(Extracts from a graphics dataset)
- - -
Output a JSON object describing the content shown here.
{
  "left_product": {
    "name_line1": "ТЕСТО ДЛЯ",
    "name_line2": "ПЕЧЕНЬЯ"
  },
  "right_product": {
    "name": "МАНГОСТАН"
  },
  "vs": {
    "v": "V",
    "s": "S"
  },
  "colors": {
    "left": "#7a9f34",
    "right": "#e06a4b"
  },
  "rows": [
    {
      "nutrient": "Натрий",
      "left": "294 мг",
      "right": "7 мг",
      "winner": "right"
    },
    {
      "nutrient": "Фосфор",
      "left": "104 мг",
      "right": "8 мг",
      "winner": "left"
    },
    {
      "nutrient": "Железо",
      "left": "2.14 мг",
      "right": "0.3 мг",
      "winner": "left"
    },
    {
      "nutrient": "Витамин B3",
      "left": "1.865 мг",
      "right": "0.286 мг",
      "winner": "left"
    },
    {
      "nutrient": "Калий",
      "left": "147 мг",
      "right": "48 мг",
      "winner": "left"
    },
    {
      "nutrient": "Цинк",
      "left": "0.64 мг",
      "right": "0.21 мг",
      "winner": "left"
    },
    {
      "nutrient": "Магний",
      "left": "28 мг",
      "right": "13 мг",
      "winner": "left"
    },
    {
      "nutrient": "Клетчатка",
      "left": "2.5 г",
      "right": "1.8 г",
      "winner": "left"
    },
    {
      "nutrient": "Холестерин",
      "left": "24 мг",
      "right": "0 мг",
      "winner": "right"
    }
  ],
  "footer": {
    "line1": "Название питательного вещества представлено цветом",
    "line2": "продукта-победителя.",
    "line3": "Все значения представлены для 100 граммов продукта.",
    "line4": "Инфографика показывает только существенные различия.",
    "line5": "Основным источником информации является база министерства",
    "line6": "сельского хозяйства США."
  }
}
- - -
_AIM OF THE EXERCISE_
Please reproduce each record precisely as written.

_TASK RESULT_
Output a JSON object describing the content shown here.
{
  "left_product": {
    "name_line1": "ТЕСТО ДЛЯ",
    "name_line2": "ПЕЧЕНЬЯ"
  },
  "right_product": {
    "name": "МАНГОСТАН"
  },
  "vs": {
    "v": "V",
    "s": "S"
  },
  "colors": {
    "left": "#7a9f34",
    "right": "#e06a4b"
  },
  "rows": [
    {
      "nutrient": "Натрий",
      "left": "294 мг",
      "right": "7 мг",
      "winner": "right"
    },
    {
      "nutrient": "Фосфор",
      "left": "104 мг",
      "right": "8 мг",
      "winner": "left"
    },
    {
      "nutrient": "Железо",
      "left": "2.14 мг",
      "right": "0.3 мг",
      "winner": "left"
    },
    {
      "nutrient": "Витамин B3",
      "left": "1.865 мг",
      "right": "0.286 мг",
      "winner": "left"
    },
    {
      "nutrient": "Калий",
      "left": "147 мг",
      "right": "48 мг",
      "winner": "left"
    },
    {
      "nutrient": "Цинк",
      "left": "0.64 мг",
      "right": "0.21 мг",
      "winner": "left"
    },
    {
      "nutrient": "Магний",
      "left": "28 мг",
      "right": "13 мг",
      "winner": "left"
    },
    {
      "nutrient": "Клетчатка",
      "left": "2.5 г",
      "right": "1.8 г",
      "winner": "left"
    },
    {
      "nutrient": "Холестерин",
      "left": "24 мг",
      "right": "0 мг",
      "winner": "right"
    }
  ],
  "footer": {
    "line1": "Название питательного вещества представлено цветом",
    "line2": "продукта-победителя.",
    "line3": "Все значения представлены для 100 граммов продукта.",
    "line4": "Инфографика показывает только существенные различия.",
    "line5": "Основным источником информации является база министерства",
    "line6": "сельского хозяйства США."
  }
}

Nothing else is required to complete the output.